### [What you have to do]
Copy every line of the records below word for word, keeping each line unchanged.

Rows from a layout dataset
━━━━

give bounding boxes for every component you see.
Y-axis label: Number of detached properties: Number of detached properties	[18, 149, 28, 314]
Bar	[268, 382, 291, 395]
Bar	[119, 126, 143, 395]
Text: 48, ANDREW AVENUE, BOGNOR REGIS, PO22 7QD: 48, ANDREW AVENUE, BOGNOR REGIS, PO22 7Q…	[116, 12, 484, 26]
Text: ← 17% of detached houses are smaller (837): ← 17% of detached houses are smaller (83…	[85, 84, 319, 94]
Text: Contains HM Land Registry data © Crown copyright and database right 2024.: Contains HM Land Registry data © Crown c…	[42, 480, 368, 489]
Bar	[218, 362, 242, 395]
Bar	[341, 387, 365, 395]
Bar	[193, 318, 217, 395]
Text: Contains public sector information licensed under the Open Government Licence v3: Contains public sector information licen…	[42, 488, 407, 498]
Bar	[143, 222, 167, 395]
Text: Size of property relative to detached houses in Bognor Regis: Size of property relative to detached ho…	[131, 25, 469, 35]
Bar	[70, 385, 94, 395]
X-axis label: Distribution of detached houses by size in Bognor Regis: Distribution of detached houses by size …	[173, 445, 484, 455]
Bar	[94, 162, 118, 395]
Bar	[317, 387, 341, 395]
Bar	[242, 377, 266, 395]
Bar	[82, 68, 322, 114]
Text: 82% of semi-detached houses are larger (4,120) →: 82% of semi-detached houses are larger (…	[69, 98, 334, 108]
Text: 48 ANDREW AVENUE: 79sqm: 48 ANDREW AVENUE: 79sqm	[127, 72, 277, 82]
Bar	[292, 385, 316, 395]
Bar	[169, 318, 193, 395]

━━━━

### [Response]
give bounding boxes for every component you see.
Y-axis label: Number of detached properties: Number of detached properties	[18, 149, 28, 314]
Bar	[268, 382, 291, 395]
Bar	[119, 126, 143, 395]
Text: 48, ANDREW AVENUE, BOGNOR REGIS, PO22 7QD: 48, ANDREW AVENUE, BOGNOR REGIS, PO22 7Q…	[116, 12, 484, 26]
Text: ← 17% of detached houses are smaller (837): ← 17% of detached houses are smaller (83…	[85, 84, 319, 94]
Text: Contains HM Land Registry data © Crown copyright and database right 2024.: Contains HM Land Registry data © Crown c…	[42, 480, 368, 489]
Bar	[218, 362, 242, 395]
Bar	[341, 387, 365, 395]
Bar	[193, 318, 217, 395]
Text: Contains public sector information licensed under the Open Government Licence v3: Contains public sector information licen…	[42, 488, 407, 498]
Bar	[143, 222, 167, 395]
Text: Size of property relative to detached houses in Bognor Regis: Size of property relative to detached ho…	[131, 25, 469, 35]
Bar	[70, 385, 94, 395]
X-axis label: Distribution of detached houses by size in Bognor Regis: Distribution of detached houses by size …	[173, 445, 484, 455]
Bar	[94, 162, 118, 395]
Bar	[317, 387, 341, 395]
Bar	[242, 377, 266, 395]
Bar	[82, 68, 322, 114]
Text: 82% of semi-detached houses are larger (4,120) →: 82% of semi-detached houses are larger (…	[69, 98, 334, 108]
Text: 48 ANDREW AVENUE: 79sqm: 48 ANDREW AVENUE: 79sqm	[127, 72, 277, 82]
Bar	[292, 385, 316, 395]
Bar	[169, 318, 193, 395]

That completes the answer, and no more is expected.